(Items from a figure collection)
————————
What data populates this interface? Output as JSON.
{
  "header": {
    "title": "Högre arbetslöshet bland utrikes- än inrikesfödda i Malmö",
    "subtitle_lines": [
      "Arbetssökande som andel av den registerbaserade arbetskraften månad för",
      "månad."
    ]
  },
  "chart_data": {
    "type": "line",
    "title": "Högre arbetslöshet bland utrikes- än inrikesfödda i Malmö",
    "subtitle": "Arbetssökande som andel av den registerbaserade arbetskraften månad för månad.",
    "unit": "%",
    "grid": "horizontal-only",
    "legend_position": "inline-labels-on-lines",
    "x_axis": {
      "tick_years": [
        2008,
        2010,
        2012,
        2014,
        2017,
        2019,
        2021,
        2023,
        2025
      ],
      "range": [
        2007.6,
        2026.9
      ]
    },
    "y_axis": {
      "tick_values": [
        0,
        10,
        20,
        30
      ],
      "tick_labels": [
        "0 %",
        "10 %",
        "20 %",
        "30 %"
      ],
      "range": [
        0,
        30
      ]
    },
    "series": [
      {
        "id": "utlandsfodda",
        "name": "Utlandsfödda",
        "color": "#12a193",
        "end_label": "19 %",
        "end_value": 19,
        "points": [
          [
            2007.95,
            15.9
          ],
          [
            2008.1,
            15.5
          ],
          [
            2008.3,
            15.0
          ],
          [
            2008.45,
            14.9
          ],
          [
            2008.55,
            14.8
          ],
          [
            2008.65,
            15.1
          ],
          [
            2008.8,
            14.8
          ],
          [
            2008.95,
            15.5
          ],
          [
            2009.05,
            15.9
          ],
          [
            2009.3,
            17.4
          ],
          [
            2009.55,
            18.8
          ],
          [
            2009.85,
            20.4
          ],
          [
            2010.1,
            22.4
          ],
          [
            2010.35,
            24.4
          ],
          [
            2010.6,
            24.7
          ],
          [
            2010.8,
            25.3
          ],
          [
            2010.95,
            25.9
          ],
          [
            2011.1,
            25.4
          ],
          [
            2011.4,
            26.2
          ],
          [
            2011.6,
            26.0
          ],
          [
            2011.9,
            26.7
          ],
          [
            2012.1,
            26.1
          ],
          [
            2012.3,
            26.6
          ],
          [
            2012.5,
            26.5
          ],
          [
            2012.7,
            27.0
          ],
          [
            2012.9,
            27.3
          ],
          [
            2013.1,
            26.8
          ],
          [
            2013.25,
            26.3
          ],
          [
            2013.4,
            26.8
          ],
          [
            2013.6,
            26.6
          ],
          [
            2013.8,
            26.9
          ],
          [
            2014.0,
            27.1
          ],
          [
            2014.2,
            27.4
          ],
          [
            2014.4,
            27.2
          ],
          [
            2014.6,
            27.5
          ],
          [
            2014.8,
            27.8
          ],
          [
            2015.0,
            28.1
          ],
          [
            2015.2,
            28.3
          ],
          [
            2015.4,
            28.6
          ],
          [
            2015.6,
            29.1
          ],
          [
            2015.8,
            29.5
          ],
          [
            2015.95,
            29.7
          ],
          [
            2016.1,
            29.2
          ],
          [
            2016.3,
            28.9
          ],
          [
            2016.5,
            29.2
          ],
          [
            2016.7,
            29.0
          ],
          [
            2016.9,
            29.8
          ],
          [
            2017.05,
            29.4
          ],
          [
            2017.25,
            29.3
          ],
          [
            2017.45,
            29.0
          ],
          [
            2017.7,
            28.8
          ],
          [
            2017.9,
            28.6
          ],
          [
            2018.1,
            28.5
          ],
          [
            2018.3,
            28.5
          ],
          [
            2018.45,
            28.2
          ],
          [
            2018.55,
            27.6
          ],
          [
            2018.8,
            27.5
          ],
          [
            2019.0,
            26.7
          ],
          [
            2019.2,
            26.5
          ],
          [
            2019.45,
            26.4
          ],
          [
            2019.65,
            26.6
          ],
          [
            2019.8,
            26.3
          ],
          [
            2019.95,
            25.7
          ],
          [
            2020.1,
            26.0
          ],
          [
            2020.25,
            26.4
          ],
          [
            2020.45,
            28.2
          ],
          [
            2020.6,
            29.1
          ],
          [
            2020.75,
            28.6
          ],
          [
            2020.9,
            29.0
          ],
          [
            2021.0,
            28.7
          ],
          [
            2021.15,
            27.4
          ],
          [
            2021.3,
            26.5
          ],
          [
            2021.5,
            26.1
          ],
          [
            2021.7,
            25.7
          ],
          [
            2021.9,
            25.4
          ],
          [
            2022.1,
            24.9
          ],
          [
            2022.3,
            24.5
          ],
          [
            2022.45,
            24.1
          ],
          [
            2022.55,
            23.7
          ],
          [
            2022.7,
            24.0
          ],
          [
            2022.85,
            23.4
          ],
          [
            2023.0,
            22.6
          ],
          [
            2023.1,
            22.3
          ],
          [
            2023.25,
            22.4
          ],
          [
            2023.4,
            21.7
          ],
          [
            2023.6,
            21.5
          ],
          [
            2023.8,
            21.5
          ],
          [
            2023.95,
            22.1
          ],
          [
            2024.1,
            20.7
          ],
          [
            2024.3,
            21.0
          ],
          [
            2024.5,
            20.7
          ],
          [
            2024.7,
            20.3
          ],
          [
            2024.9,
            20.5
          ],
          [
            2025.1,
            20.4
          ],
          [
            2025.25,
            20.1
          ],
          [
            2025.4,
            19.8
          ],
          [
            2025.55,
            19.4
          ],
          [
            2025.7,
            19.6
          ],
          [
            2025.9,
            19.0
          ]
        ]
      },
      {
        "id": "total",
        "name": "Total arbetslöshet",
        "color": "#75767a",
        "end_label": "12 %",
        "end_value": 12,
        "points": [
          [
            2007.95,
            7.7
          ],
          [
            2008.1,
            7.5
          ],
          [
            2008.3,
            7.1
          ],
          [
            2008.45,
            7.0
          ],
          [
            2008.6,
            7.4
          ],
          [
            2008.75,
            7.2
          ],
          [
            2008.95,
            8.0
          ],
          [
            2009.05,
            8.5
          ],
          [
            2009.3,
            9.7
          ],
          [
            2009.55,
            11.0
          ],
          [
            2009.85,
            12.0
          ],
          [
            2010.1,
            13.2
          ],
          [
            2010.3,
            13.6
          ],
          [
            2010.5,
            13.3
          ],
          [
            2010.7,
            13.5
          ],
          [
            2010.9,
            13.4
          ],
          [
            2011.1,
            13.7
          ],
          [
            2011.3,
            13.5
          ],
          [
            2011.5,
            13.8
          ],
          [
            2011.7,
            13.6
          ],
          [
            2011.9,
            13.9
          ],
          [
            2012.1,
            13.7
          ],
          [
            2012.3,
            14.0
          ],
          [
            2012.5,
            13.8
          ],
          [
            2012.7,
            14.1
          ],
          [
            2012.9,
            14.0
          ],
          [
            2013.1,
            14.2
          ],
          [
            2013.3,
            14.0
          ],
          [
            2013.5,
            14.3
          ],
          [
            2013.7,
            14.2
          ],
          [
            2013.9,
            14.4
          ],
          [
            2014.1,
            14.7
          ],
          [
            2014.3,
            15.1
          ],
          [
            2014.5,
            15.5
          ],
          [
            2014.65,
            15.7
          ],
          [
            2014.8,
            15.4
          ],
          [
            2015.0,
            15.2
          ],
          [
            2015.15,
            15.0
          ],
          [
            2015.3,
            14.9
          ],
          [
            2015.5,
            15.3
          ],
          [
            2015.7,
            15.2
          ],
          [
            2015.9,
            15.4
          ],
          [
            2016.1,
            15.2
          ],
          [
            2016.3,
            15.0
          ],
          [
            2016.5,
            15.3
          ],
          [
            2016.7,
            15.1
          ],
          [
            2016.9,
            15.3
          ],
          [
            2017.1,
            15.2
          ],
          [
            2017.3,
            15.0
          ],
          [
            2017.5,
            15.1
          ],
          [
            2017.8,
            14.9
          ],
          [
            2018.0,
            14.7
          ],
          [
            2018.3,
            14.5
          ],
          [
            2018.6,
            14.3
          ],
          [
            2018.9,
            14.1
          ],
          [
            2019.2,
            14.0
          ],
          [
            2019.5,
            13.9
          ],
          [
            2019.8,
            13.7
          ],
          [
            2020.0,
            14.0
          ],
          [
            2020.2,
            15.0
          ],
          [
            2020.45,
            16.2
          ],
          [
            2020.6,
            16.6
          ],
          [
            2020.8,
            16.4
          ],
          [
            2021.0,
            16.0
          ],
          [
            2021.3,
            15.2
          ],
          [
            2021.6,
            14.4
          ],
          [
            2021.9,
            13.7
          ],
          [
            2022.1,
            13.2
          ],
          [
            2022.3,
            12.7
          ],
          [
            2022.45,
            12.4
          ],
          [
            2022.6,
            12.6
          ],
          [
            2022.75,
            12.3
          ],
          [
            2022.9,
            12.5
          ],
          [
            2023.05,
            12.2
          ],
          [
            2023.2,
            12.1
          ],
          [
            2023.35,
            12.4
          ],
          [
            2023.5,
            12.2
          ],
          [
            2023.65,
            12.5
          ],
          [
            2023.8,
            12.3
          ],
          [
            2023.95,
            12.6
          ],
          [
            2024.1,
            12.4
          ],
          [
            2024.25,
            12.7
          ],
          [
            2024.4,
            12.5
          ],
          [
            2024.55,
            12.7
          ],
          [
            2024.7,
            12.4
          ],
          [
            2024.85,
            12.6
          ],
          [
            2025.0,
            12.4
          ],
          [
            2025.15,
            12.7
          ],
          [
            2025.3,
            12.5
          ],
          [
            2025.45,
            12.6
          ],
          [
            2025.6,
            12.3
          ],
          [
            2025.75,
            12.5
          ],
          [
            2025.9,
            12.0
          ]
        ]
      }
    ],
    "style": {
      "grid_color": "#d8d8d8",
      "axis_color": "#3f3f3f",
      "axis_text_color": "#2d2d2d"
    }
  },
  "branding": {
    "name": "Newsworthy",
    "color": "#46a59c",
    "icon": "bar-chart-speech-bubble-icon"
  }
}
————————
### [The task]
Search the data above for the word "name", then gather each line in which it appears.

### [Answer to this problem]
        "name": "Utlandsfödda",
        "name": "Total arbetslöshet",
    "name": "Newsworthy",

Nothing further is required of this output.